### Directive
Every entry must be copied word for word.

### Stored records
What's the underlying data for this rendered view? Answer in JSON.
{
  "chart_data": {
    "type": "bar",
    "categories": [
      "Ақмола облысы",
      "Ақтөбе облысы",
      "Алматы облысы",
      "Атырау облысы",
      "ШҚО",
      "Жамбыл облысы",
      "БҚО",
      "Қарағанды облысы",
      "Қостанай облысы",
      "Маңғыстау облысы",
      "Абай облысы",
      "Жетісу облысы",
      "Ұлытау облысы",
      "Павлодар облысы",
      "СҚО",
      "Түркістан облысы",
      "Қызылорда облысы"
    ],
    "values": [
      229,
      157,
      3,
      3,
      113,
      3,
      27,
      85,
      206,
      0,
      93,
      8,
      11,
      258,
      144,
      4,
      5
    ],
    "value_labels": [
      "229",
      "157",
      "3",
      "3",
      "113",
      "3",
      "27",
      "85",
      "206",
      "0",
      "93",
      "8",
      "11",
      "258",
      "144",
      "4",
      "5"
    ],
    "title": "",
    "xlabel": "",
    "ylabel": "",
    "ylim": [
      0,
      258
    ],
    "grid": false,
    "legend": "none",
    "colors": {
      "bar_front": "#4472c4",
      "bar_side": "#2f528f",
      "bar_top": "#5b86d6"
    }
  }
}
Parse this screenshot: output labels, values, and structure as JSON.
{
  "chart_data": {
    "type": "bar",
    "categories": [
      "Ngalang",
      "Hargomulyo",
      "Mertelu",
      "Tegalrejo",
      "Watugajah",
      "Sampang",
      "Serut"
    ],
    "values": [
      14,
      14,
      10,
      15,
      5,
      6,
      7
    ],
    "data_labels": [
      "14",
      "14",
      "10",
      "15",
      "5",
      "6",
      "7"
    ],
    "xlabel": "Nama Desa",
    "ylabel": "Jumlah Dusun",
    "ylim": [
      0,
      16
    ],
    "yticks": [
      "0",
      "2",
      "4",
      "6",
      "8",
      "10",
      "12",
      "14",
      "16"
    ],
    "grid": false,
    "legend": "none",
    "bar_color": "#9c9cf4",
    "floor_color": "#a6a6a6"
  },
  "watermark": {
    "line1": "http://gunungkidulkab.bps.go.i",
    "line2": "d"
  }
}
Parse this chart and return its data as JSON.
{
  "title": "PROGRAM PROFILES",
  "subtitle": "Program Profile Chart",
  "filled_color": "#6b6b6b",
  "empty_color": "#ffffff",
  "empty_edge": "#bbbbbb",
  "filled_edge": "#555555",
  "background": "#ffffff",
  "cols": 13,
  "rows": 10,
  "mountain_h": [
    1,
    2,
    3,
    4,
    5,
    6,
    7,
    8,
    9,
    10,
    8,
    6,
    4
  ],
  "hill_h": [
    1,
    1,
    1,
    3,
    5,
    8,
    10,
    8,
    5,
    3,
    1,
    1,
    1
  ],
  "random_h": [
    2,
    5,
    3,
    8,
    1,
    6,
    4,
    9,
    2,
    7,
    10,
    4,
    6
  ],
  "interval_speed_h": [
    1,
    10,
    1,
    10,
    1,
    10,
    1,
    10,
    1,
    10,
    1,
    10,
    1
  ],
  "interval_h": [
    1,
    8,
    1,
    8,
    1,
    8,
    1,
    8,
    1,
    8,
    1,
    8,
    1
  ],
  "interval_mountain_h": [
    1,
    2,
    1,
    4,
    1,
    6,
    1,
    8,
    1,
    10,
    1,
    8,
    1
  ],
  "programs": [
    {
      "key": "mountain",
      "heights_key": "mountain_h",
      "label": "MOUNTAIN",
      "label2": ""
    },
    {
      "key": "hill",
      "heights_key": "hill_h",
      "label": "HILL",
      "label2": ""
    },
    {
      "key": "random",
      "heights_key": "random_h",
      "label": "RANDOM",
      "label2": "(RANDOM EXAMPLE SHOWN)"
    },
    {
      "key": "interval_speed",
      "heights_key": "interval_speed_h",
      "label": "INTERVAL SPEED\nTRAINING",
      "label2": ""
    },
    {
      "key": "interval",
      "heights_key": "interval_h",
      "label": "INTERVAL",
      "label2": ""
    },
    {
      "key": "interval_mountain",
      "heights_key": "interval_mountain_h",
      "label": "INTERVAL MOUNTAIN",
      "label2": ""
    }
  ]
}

### In response
What's the underlying data for this rendered view? Answer in JSON.
{
  "chart_data": {
    "type": "bar",
    "categories": [
      "Ақмола облысы",
      "Ақтөбе облысы",
      "Алматы облысы",
      "Атырау облысы",
      "ШҚО",
      "Жамбыл облысы",
      "БҚО",
      "Қарағанды облысы",
      "Қостанай облысы",
      "Маңғыстау облысы",
      "Абай облысы",
      "Жетісу облысы",
      "Ұлытау облысы",
      "Павлодар облысы",
      "СҚО",
      "Түркістан облысы",
      "Қызылорда облысы"
    ],
    "values": [
      229,
      157,
      3,
      3,
      113,
      3,
      27,
      85,
      206,
      0,
      93,
      8,
      11,
      258,
      144,
      4,
      5
    ],
    "value_labels": [
      "229",
      "157",
      "3",
      "3",
      "113",
      "3",
      "27",
      "85",
      "206",
      "0",
      "93",
      "8",
      "11",
      "258",
      "144",
      "4",
      "5"
    ],
    "title": "",
    "xlabel": "",
    "ylabel": "",
    "ylim": [
      0,
      258
    ],
    "grid": false,
    "legend": "none",
    "colors": {
      "bar_front": "#4472c4",
      "bar_side": "#2f528f",
      "bar_top": "#5b86d6"
    }
  }
}
Parse this screenshot: output labels, values, and structure as JSON.
{
  "chart_data": {
    "type": "bar",
    "categories": [
      "Ngalang",
      "Hargomulyo",
      "Mertelu",
      "Tegalrejo",
      "Watugajah",
      "Sampang",
      "Serut"
    ],
    "values": [
      14,
      14,
      10,
      15,
      5,
      6,
      7
    ],
    "data_labels": [
      "14",
      "14",
      "10",
      "15",
      "5",
      "6",
      "7"
    ],
    "xlabel": "Nama Desa",
    "ylabel": "Jumlah Dusun",
    "ylim": [
      0,
      16
    ],
    "yticks": [
      "0",
      "2",
      "4",
      "6",
      "8",
      "10",
      "12",
      "14",
      "16"
    ],
    "grid": false,
    "legend": "none",
    "bar_color": "#9c9cf4",
    "floor_color": "#a6a6a6"
  },
  "watermark": {
    "line1": "http://gunungkidulkab.bps.go.i",
    "line2": "d"
  }
}
Parse this chart and return its data as JSON.
{
  "title": "PROGRAM PROFILES",
  "subtitle": "Program Profile Chart",
  "filled_color": "#6b6b6b",
  "empty_color": "#ffffff",
  "empty_edge": "#bbbbbb",
  "filled_edge": "#555555",
  "background": "#ffffff",
  "cols": 13,
  "rows": 10,
  "mountain_h": [
    1,
    2,
    3,
    4,
    5,
    6,
    7,
    8,
    9,
    10,
    8,
    6,
    4
  ],
  "hill_h": [
    1,
    1,
    1,
    3,
    5,
    8,
    10,
    8,
    5,
    3,
    1,
    1,
    1
  ],
  "random_h": [
    2,
    5,
    3,
    8,
    1,
    6,
    4,
    9,
    2,
    7,
    10,
    4,
    6
  ],
  "interval_speed_h": [
    1,
    10,
    1,
    10,
    1,
    10,
    1,
    10,
    1,
    10,
    1,
    10,
    1
  ],
  "interval_h": [
    1,
    8,
    1,
    8,
    1,
    8,
    1,
    8,
    1,
    8,
    1,
    8,
    1
  ],
  "interval_mountain_h": [
    1,
    2,
    1,
    4,
    1,
    6,
    1,
    8,
    1,
    10,
    1,
    8,
    1
  ],
  "programs": [
    {
      "key": "mountain",
      "heights_key": "mountain_h",
      "label": "MOUNTAIN",
      "label2": ""
    },
    {
      "key": "hill",
      "heights_key": "hill_h",
      "label": "HILL",
      "label2": ""
    },
    {
      "key": "random",
      "heights_key": "random_h",
      "label": "RANDOM",
      "label2": "(RANDOM EXAMPLE SHOWN)"
    },
    {
      "key": "interval_speed",
      "heights_key": "interval_speed_h",
      "label": "INTERVAL SPEED\nTRAINING",
      "label2": ""
    },
    {
      "key": "interval",
      "heights_key": "interval_h",
      "label": "INTERVAL",
      "label2": ""
    },
    {
      "key": "interval_mountain",
      "heights_key": "interval_mountain_h",
      "label": "INTERVAL MOUNTAIN",
      "label2": ""
    }
  ]
}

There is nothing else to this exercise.